# [Stated exercise]
Copy out the whole listing exactly as written, leaving the pictures behind.
::: Record extracts :::
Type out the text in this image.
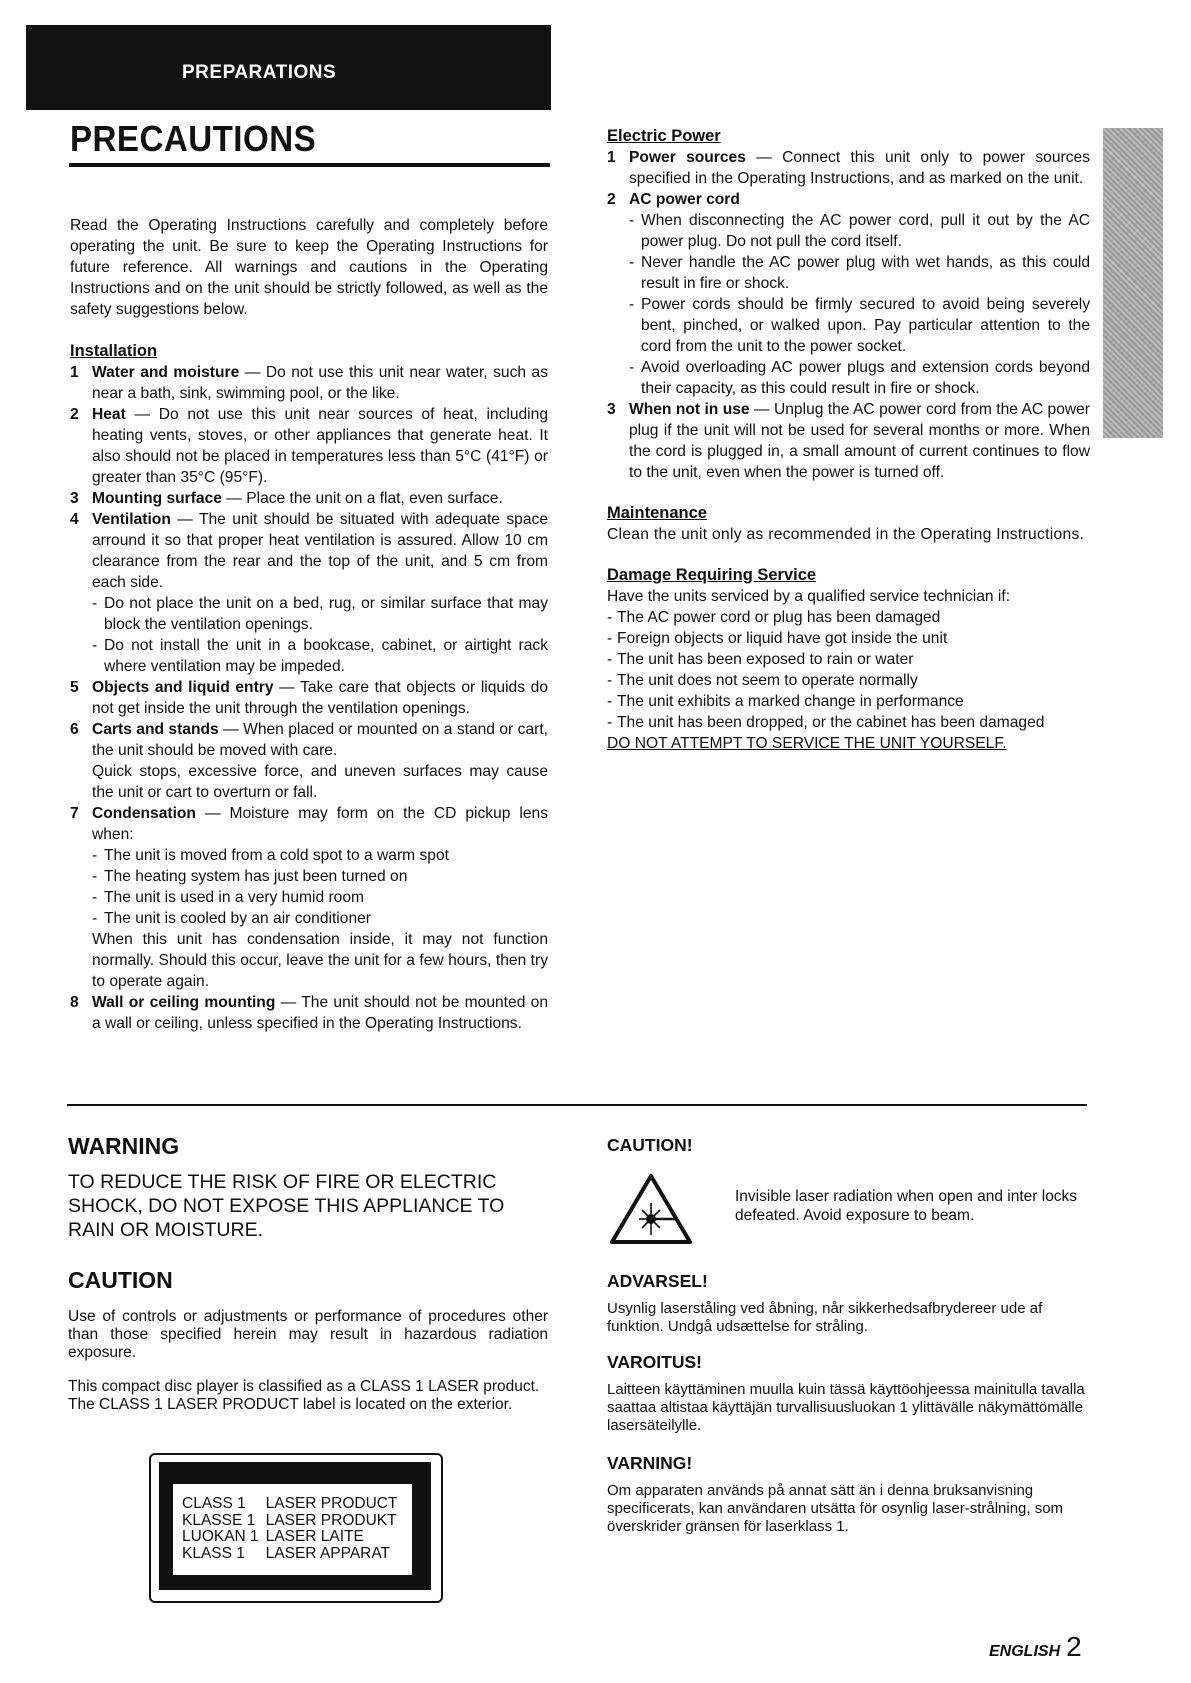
PREPARATIONS
PRECAUTIONS

Read the Operating Instructions carefully and completely before operating the unit. Be sure to keep the Operating Instructions for future reference. All warnings and cautions in the Operating Instructions and on the unit should be strictly followed, as well as the safety suggestions below.

Installation
1 Water and moisture — Do not use this unit near water, such as near a bath, sink, swimming pool, or the like.
2 Heat — Do not use this unit near sources of heat, including heating vents, stoves, or other appliances that generate heat. It also should not be placed in temperatures less than 5°C (41°F) or greater than 35°C (95°F).
3 Mounting surface — Place the unit on a flat, even surface.
4 Ventilation — The unit should be situated with adequate space arround it so that proper heat ventilation is assured. Allow 10 cm clearance from the rear and the top of the unit, and 5 cm from each side.
- Do not place the unit on a bed, rug, or similar surface that may block the ventilation openings.
- Do not install the unit in a bookcase, cabinet, or airtight rack where ventilation may be impeded.
5 Objects and liquid entry — Take care that objects or liquids do not get inside the unit through the ventilation openings.
6 Carts and stands — When placed or mounted on a stand or cart, the unit should be moved with care.
Quick stops, excessive force, and uneven surfaces may cause the unit or cart to overturn or fall.
7 Condensation — Moisture may form on the CD pickup lens when:
- The unit is moved from a cold spot to a warm spot
- The heating system has just been turned on
- The unit is used in a very humid room
- The unit is cooled by an air conditioner
When this unit has condensation inside, it may not function normally. Should this occur, leave the unit for a few hours, then try to operate again.
8 Wall or ceiling mounting — The unit should not be mounted on a wall or ceiling, unless specified in the Operating Instructions.
Electric Power
1 Power sources — Connect this unit only to power sources specified in the Operating Instructions, and as marked on the unit.
2 AC power cord
- When disconnecting the AC power cord, pull it out by the AC power plug. Do not pull the cord itself.
- Never handle the AC power plug with wet hands, as this could result in fire or shock.
- Power cords should be firmly secured to avoid being severely bent, pinched, or walked upon. Pay particular attention to the cord from the unit to the power socket.
- Avoid overloading AC power plugs and extension cords beyond their capacity, as this could result in fire or shock.
3 When not in use — Unplug the AC power cord from the AC power plug if the unit will not be used for several months or more. When the cord is plugged in, a small amount of current continues to flow to the unit, even when the power is turned off.
Maintenance

Clean the unit only as recommended in the Operating Instructions.

Damage Requiring Service

Have the units serviced by a qualified service technician if:

- The AC power cord or plug has been damaged
- Foreign objects or liquid have got inside the unit
- The unit has been exposed to rain or water
- The unit does not seem to operate normally
- The unit exhibits a marked change in performance
- The unit has been dropped, or the cabinet has been damaged

DO NOT ATTEMPT TO SERVICE THE UNIT YOURSELF.

WARNING

TO REDUCE THE RISK OF FIRE OR ELECTRIC SHOCK, DO NOT EXPOSE THIS APPLIANCE TO RAIN OR MOISTURE.

CAUTION

Use of controls or adjustments or performance of procedures other than those specified herein may result in hazardous radiation exposure.

This compact disc player is classified as a CLASS 1 LASER product.

The CLASS 1 LASER PRODUCT label is located on the exterior.

CLASS 1	LASER PRODUCT
KLASSE 1	LASER PRODUKT
LUOKAN 1	LASER LAITE
KLASS 1	LASER APPARAT
CAUTION!

Invisible laser radiation when open and inter locks defeated. Avoid exposure to beam.

ADVARSEL!

Usynlig laserståling ved åbning, når sikkerhedsafbrydereer ude af funktion. Undgå udsættelse for stråling.

VAROITUS!

Laitteen käyttäminen muulla kuin tässä käyttöohjeessa mainitulla tavalla saattaa altistaa käyttäjän turvallisuusluokan 1 ylittävälle näkymättömälle lasersäteilylle.

VARNING!

Om apparaten används på annat sätt än i denna bruksanvisning specificerats, kan användaren utsätta för osynlig laser-strålning, som överskrider gränsen för laserklass 1.

ENGLISH 2
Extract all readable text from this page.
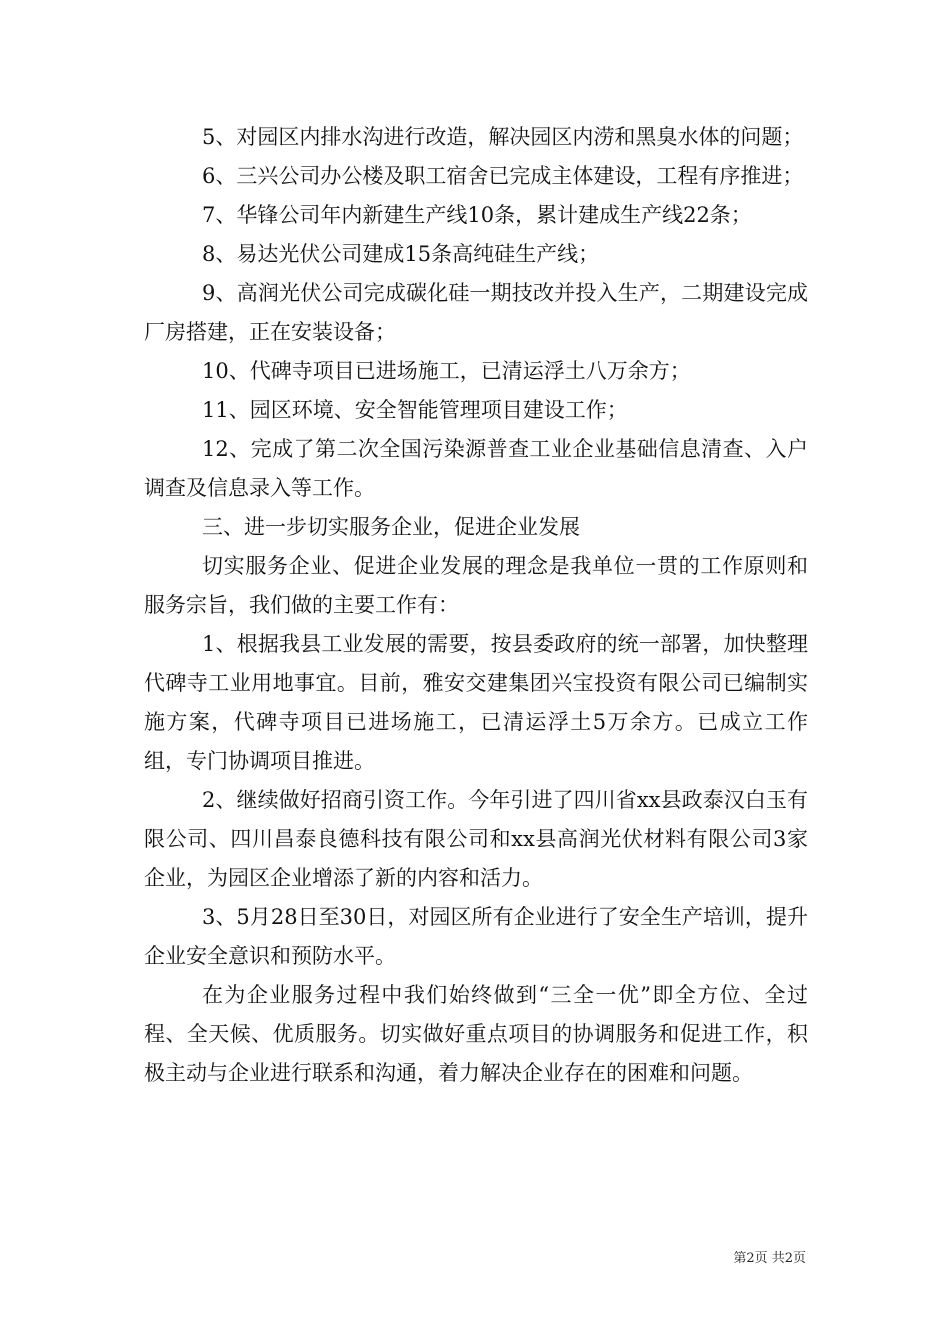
5、对园区内排水沟进行改造，解决园区内涝和黑臭水体的问题；

6、三兴公司办公楼及职工宿舍已完成主体建设，工程有序推进；

7、华锋公司年内新建生产线10条，累计建成生产线22条；

8、易达光伏公司建成15条高纯硅生产线；

9、高润光伏公司完成碳化硅一期技改并投入生产，二期建设完成厂房搭建，正在安装设备；

10、代碑寺项目已进场施工，已清运浮土八万余方；

11、园区环境、安全智能管理项目建设工作；

12、完成了第二次全国污染源普查工业企业基础信息清查、入户调查及信息录入等工作。

三、进一步切实服务企业，促进企业发展

切实服务企业、促进企业发展的理念是我单位一贯的工作原则和服务宗旨，我们做的主要工作有：

1、根据我县工业发展的需要，按县委政府的统一部署，加快整理代碑寺工业用地事宜。目前，雅安交建集团兴宝投资有限公司已编制实施方案，代碑寺项目已进场施工，已清运浮土5万余方。已成立工作组，专门协调项目推进。

2、继续做好招商引资工作。今年引进了四川省xx县政泰汉白玉有限公司、四川昌泰良德科技有限公司和xx县高润光伏材料有限公司3家企业，为园区企业增添了新的内容和活力。

3、5月28日至30日，对园区所有企业进行了安全生产培训，提升企业安全意识和预防水平。

在为企业服务过程中我们始终做到“三全一优”即全方位、全过程、全天候、优质服务。切实做好重点项目的协调服务和促进工作，积极主动与企业进行联系和沟通，着力解决企业存在的困难和问题。

第2页 共2页
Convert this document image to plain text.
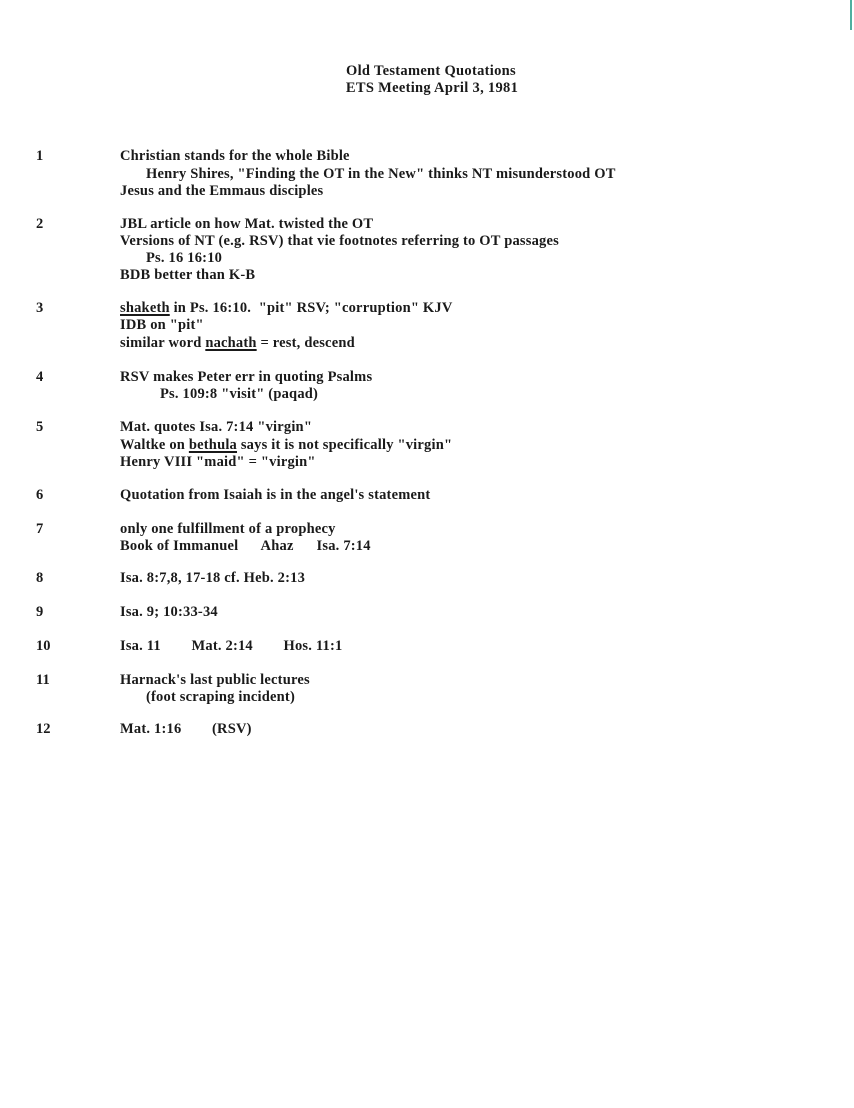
Old Testament Quotations
ETS Meeting April 3, 1981
1	Christian stands for the whole Bible
Henry Shires, "Finding the OT in the New" thinks NT misunderstood OT
Jesus and the Emmaus disciples
2	JBL article on how Mat. twisted the OT
Versions of NT (e.g. RSV) that vie footnotes referring to OT passages
Ps. 16 16:10
BDB better than K-B
3	shaketh in Ps. 16:10.  "pit" RSV; "corruption" KJV
IDB on "pit"
similar word nachath = rest, descend
4	RSV makes Peter err in quoting Psalms
Ps. 109:8 "visit" (paqad)
5	Mat. quotes Isa. 7:14 "virgin"
Waltke on bethula says it is not specifically "virgin"
Henry VIII "maid" = "virgin"
6	Quotation from Isaiah is in the angel's statement
7	only one fulfillment of a prophecy
Book of Immanuel      Ahaz      Isa. 7:14
8	Isa. 8:7,8, 17-18 cf. Heb. 2:13
9	Isa. 9; 10:33-34
10	Isa. 11        Mat. 2:14        Hos. 11:1
11	Harnack's last public lectures
(foot scraping incident)
12	Mat. 1:16        (RSV)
:::
# [Result below]
Type out the text in this image.
PREPARATIONS
PRECAUTIONS

Read the Operating Instructions carefully and completely before operating the unit. Be sure to keep the Operating Instructions for future reference. All warnings and cautions in the Operating Instructions and on the unit should be strictly followed, as well as the safety suggestions below.

Installation
1 Water and moisture — Do not use this unit near water, such as near a bath, sink, swimming pool, or the like.
2 Heat — Do not use this unit near sources of heat, including heating vents, stoves, or other appliances that generate heat. It also should not be placed in temperatures less than 5°C (41°F) or greater than 35°C (95°F).
3 Mounting surface — Place the unit on a flat, even surface.
4 Ventilation — The unit should be situated with adequate space arround it so that proper heat ventilation is assured. Allow 10 cm clearance from the rear and the top of the unit, and 5 cm from each side.
- Do not place the unit on a bed, rug, or similar surface that may block the ventilation openings.
- Do not install the unit in a bookcase, cabinet, or airtight rack where ventilation may be impeded.
5 Objects and liquid entry — Take care that objects or liquids do not get inside the unit through the ventilation openings.
6 Carts and stands — When placed or mounted on a stand or cart, the unit should be moved with care.
Quick stops, excessive force, and uneven surfaces may cause the unit or cart to overturn or fall.
7 Condensation — Moisture may form on the CD pickup lens when:
- The unit is moved from a cold spot to a warm spot
- The heating system has just been turned on
- The unit is used in a very humid room
- The unit is cooled by an air conditioner
When this unit has condensation inside, it may not function normally. Should this occur, leave the unit for a few hours, then try to operate again.
8 Wall or ceiling mounting — The unit should not be mounted on a wall or ceiling, unless specified in the Operating Instructions.
Electric Power
1 Power sources — Connect this unit only to power sources specified in the Operating Instructions, and as marked on the unit.
2 AC power cord
- When disconnecting the AC power cord, pull it out by the AC power plug. Do not pull the cord itself.
- Never handle the AC power plug with wet hands, as this could result in fire or shock.
- Power cords should be firmly secured to avoid being severely bent, pinched, or walked upon. Pay particular attention to the cord from the unit to the power socket.
- Avoid overloading AC power plugs and extension cords beyond their capacity, as this could result in fire or shock.
3 When not in use — Unplug the AC power cord from the AC power plug if the unit will not be used for several months or more. When the cord is plugged in, a small amount of current continues to flow to the unit, even when the power is turned off.
Maintenance

Clean the unit only as recommended in the Operating Instructions.

Damage Requiring Service

Have the units serviced by a qualified service technician if:

- The AC power cord or plug has been damaged
- Foreign objects or liquid have got inside the unit
- The unit has been exposed to rain or water
- The unit does not seem to operate normally
- The unit exhibits a marked change in performance
- The unit has been dropped, or the cabinet has been damaged

DO NOT ATTEMPT TO SERVICE THE UNIT YOURSELF.

WARNING

TO REDUCE THE RISK OF FIRE OR ELECTRIC SHOCK, DO NOT EXPOSE THIS APPLIANCE TO RAIN OR MOISTURE.

CAUTION

Use of controls or adjustments or performance of procedures other than those specified herein may result in hazardous radiation exposure.

This compact disc player is classified as a CLASS 1 LASER product.

The CLASS 1 LASER PRODUCT label is located on the exterior.

CLASS 1	LASER PRODUCT
KLASSE 1	LASER PRODUKT
LUOKAN 1	LASER LAITE
KLASS 1	LASER APPARAT
CAUTION!

Invisible laser radiation when open and inter locks defeated. Avoid exposure to beam.

ADVARSEL!

Usynlig laserståling ved åbning, når sikkerhedsafbrydereer ude af funktion. Undgå udsættelse for stråling.

VAROITUS!

Laitteen käyttäminen muulla kuin tässä käyttöohjeessa mainitulla tavalla saattaa altistaa käyttäjän turvallisuusluokan 1 ylittävälle näkymättömälle lasersäteilylle.

VARNING!

Om apparaten används på annat sätt än i denna bruksanvisning specificerats, kan användaren utsätta för osynlig laser-strålning, som överskrider gränsen för laserklass 1.

ENGLISH 2
Extract all readable text from this page.
5、对园区内排水沟进行改造，解决园区内涝和黑臭水体的问题；

6、三兴公司办公楼及职工宿舍已完成主体建设，工程有序推进；

7、华锋公司年内新建生产线10条，累计建成生产线22条；

8、易达光伏公司建成15条高纯硅生产线；

9、高润光伏公司完成碳化硅一期技改并投入生产，二期建设完成厂房搭建，正在安装设备；

10、代碑寺项目已进场施工，已清运浮土八万余方；

11、园区环境、安全智能管理项目建设工作；

12、完成了第二次全国污染源普查工业企业基础信息清查、入户调查及信息录入等工作。

三、进一步切实服务企业，促进企业发展

切实服务企业、促进企业发展的理念是我单位一贯的工作原则和服务宗旨，我们做的主要工作有：

1、根据我县工业发展的需要，按县委政府的统一部署，加快整理代碑寺工业用地事宜。目前，雅安交建集团兴宝投资有限公司已编制实施方案，代碑寺项目已进场施工，已清运浮土5万余方。已成立工作组，专门协调项目推进。

2、继续做好招商引资工作。今年引进了四川省xx县政泰汉白玉有限公司、四川昌泰良德科技有限公司和xx县高润光伏材料有限公司3家企业，为园区企业增添了新的内容和活力。

3、5月28日至30日，对园区所有企业进行了安全生产培训，提升企业安全意识和预防水平。

在为企业服务过程中我们始终做到“三全一优”即全方位、全过程、全天候、优质服务。切实做好重点项目的协调服务和促进工作，积极主动与企业进行联系和沟通，着力解决企业存在的困难和问题。

第2页 共2页
Convert this document image to plain text.
Old Testament Quotations
ETS Meeting April 3, 1981
1	Christian stands for the whole Bible
Henry Shires, "Finding the OT in the New" thinks NT misunderstood OT
Jesus and the Emmaus disciples
2	JBL article on how Mat. twisted the OT
Versions of NT (e.g. RSV) that vie footnotes referring to OT passages
Ps. 16 16:10
BDB better than K-B
3	shaketh in Ps. 16:10.  "pit" RSV; "corruption" KJV
IDB on "pit"
similar word nachath = rest, descend
4	RSV makes Peter err in quoting Psalms
Ps. 109:8 "visit" (paqad)
5	Mat. quotes Isa. 7:14 "virgin"
Waltke on bethula says it is not specifically "virgin"
Henry VIII "maid" = "virgin"
6	Quotation from Isaiah is in the angel's statement
7	only one fulfillment of a prophecy
Book of Immanuel      Ahaz      Isa. 7:14
8	Isa. 8:7,8, 17-18 cf. Heb. 2:13
9	Isa. 9; 10:33-34
10	Isa. 11        Mat. 2:14        Hos. 11:1
11	Harnack's last public lectures
(foot scraping incident)
12	Mat. 1:16        (RSV)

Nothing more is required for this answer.